• _Data to use_:
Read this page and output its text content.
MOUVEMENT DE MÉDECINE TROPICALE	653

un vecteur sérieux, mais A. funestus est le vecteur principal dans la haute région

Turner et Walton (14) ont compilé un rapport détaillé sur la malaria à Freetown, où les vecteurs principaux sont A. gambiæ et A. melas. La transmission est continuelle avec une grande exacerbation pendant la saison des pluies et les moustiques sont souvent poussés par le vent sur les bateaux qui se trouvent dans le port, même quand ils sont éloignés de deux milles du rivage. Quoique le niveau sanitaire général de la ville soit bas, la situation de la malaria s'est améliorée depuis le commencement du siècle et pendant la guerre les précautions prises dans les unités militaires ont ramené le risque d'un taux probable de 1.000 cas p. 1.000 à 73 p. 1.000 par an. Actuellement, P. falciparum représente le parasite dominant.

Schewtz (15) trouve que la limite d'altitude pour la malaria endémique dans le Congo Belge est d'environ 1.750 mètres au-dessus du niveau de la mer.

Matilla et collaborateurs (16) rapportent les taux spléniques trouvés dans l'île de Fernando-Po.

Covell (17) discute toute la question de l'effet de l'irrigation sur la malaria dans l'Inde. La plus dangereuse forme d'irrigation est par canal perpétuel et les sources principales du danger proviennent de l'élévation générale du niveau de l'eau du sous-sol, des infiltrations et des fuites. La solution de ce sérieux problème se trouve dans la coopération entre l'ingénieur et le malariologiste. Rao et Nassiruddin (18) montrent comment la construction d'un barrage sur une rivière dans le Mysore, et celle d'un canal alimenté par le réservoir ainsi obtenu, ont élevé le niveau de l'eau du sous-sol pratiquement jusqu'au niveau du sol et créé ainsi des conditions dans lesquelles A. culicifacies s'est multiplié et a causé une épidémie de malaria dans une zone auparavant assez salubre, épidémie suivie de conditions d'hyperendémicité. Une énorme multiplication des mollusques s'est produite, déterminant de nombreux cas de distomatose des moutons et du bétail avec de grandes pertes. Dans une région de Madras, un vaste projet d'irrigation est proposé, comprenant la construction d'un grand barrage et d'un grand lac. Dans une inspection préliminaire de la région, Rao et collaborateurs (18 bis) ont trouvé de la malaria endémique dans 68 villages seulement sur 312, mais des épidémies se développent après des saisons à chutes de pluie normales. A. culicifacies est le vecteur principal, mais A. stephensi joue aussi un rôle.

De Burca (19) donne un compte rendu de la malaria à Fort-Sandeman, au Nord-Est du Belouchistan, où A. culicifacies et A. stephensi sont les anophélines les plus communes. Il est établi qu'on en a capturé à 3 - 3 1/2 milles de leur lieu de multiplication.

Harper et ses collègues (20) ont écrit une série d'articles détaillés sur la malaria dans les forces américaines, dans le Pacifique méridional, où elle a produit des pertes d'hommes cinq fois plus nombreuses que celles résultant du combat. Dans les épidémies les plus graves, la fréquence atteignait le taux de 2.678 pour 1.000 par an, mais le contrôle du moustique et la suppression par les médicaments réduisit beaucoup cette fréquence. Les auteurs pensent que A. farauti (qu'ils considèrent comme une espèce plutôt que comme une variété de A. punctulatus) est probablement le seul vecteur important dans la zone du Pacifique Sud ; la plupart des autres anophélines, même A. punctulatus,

• _Written exercise_: Extract the listing in its entirety and repeat it exactly.

• _Response_:
Read this page and output its text content.
MOUVEMENT DE MÉDECINE TROPICALE	653

un vecteur sérieux, mais A. funestus est le vecteur principal dans la haute région

Turner et Walton (14) ont compilé un rapport détaillé sur la malaria à Freetown, où les vecteurs principaux sont A. gambiæ et A. melas. La transmission est continuelle avec une grande exacerbation pendant la saison des pluies et les moustiques sont souvent poussés par le vent sur les bateaux qui se trouvent dans le port, même quand ils sont éloignés de deux milles du rivage. Quoique le niveau sanitaire général de la ville soit bas, la situation de la malaria s'est améliorée depuis le commencement du siècle et pendant la guerre les précautions prises dans les unités militaires ont ramené le risque d'un taux probable de 1.000 cas p. 1.000 à 73 p. 1.000 par an. Actuellement, P. falciparum représente le parasite dominant.

Schewtz (15) trouve que la limite d'altitude pour la malaria endémique dans le Congo Belge est d'environ 1.750 mètres au-dessus du niveau de la mer.

Matilla et collaborateurs (16) rapportent les taux spléniques trouvés dans l'île de Fernando-Po.

Covell (17) discute toute la question de l'effet de l'irrigation sur la malaria dans l'Inde. La plus dangereuse forme d'irrigation est par canal perpétuel et les sources principales du danger proviennent de l'élévation générale du niveau de l'eau du sous-sol, des infiltrations et des fuites. La solution de ce sérieux problème se trouve dans la coopération entre l'ingénieur et le malariologiste. Rao et Nassiruddin (18) montrent comment la construction d'un barrage sur une rivière dans le Mysore, et celle d'un canal alimenté par le réservoir ainsi obtenu, ont élevé le niveau de l'eau du sous-sol pratiquement jusqu'au niveau du sol et créé ainsi des conditions dans lesquelles A. culicifacies s'est multiplié et a causé une épidémie de malaria dans une zone auparavant assez salubre, épidémie suivie de conditions d'hyperendémicité. Une énorme multiplication des mollusques s'est produite, déterminant de nombreux cas de distomatose des moutons et du bétail avec de grandes pertes. Dans une région de Madras, un vaste projet d'irrigation est proposé, comprenant la construction d'un grand barrage et d'un grand lac. Dans une inspection préliminaire de la région, Rao et collaborateurs (18 bis) ont trouvé de la malaria endémique dans 68 villages seulement sur 312, mais des épidémies se développent après des saisons à chutes de pluie normales. A. culicifacies est le vecteur principal, mais A. stephensi joue aussi un rôle.

De Burca (19) donne un compte rendu de la malaria à Fort-Sandeman, au Nord-Est du Belouchistan, où A. culicifacies et A. stephensi sont les anophélines les plus communes. Il est établi qu'on en a capturé à 3 - 3 1/2 milles de leur lieu de multiplication.

Harper et ses collègues (20) ont écrit une série d'articles détaillés sur la malaria dans les forces américaines, dans le Pacifique méridional, où elle a produit des pertes d'hommes cinq fois plus nombreuses que celles résultant du combat. Dans les épidémies les plus graves, la fréquence atteignait le taux de 2.678 pour 1.000 par an, mais le contrôle du moustique et la suppression par les médicaments réduisit beaucoup cette fréquence. Les auteurs pensent que A. farauti (qu'ils considèrent comme une espèce plutôt que comme une variété de A. punctulatus) est probablement le seul vecteur important dans la zone du Pacifique Sud ; la plupart des autres anophélines, même A. punctulatus,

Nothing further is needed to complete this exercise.